Raw data |
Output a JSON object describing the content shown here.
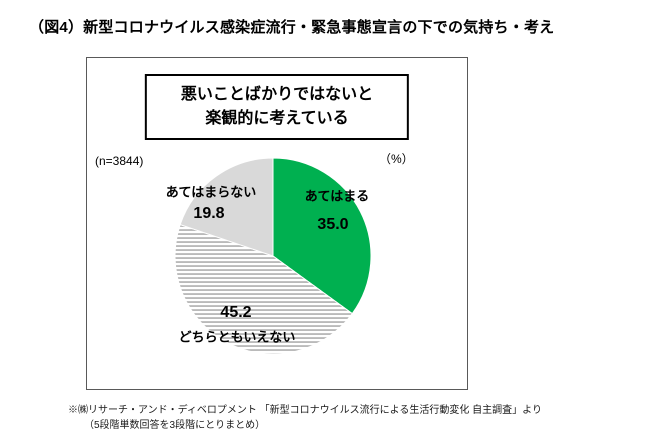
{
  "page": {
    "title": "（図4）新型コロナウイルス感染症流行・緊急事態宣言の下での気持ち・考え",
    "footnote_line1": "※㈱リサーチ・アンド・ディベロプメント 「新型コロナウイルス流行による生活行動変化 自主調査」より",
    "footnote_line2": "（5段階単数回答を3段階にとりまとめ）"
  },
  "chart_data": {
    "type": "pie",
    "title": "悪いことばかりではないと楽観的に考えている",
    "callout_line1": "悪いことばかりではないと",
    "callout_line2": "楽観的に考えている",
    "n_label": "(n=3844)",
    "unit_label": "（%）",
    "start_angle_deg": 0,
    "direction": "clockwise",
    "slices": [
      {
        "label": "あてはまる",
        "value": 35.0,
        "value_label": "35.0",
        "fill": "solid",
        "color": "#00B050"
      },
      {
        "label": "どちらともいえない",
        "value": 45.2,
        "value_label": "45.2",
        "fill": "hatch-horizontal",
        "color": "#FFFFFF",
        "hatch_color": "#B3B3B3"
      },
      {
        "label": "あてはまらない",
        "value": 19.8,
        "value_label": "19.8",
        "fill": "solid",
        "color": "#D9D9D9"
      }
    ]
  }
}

Aim | Make a word-for-word copy of the entries, without any pictures.

Task output |
Output a JSON object describing the content shown here.
{
  "page": {
    "title": "（図4）新型コロナウイルス感染症流行・緊急事態宣言の下での気持ち・考え",
    "footnote_line1": "※㈱リサーチ・アンド・ディベロプメント 「新型コロナウイルス流行による生活行動変化 自主調査」より",
    "footnote_line2": "（5段階単数回答を3段階にとりまとめ）"
  },
  "chart_data": {
    "type": "pie",
    "title": "悪いことばかりではないと楽観的に考えている",
    "callout_line1": "悪いことばかりではないと",
    "callout_line2": "楽観的に考えている",
    "n_label": "(n=3844)",
    "unit_label": "（%）",
    "start_angle_deg": 0,
    "direction": "clockwise",
    "slices": [
      {
        "label": "あてはまる",
        "value": 35.0,
        "value_label": "35.0",
        "fill": "solid",
        "color": "#00B050"
      },
      {
        "label": "どちらともいえない",
        "value": 45.2,
        "value_label": "45.2",
        "fill": "hatch-horizontal",
        "color": "#FFFFFF",
        "hatch_color": "#B3B3B3"
      },
      {
        "label": "あてはまらない",
        "value": 19.8,
        "value_label": "19.8",
        "fill": "solid",
        "color": "#D9D9D9"
      }
    ]
  }
}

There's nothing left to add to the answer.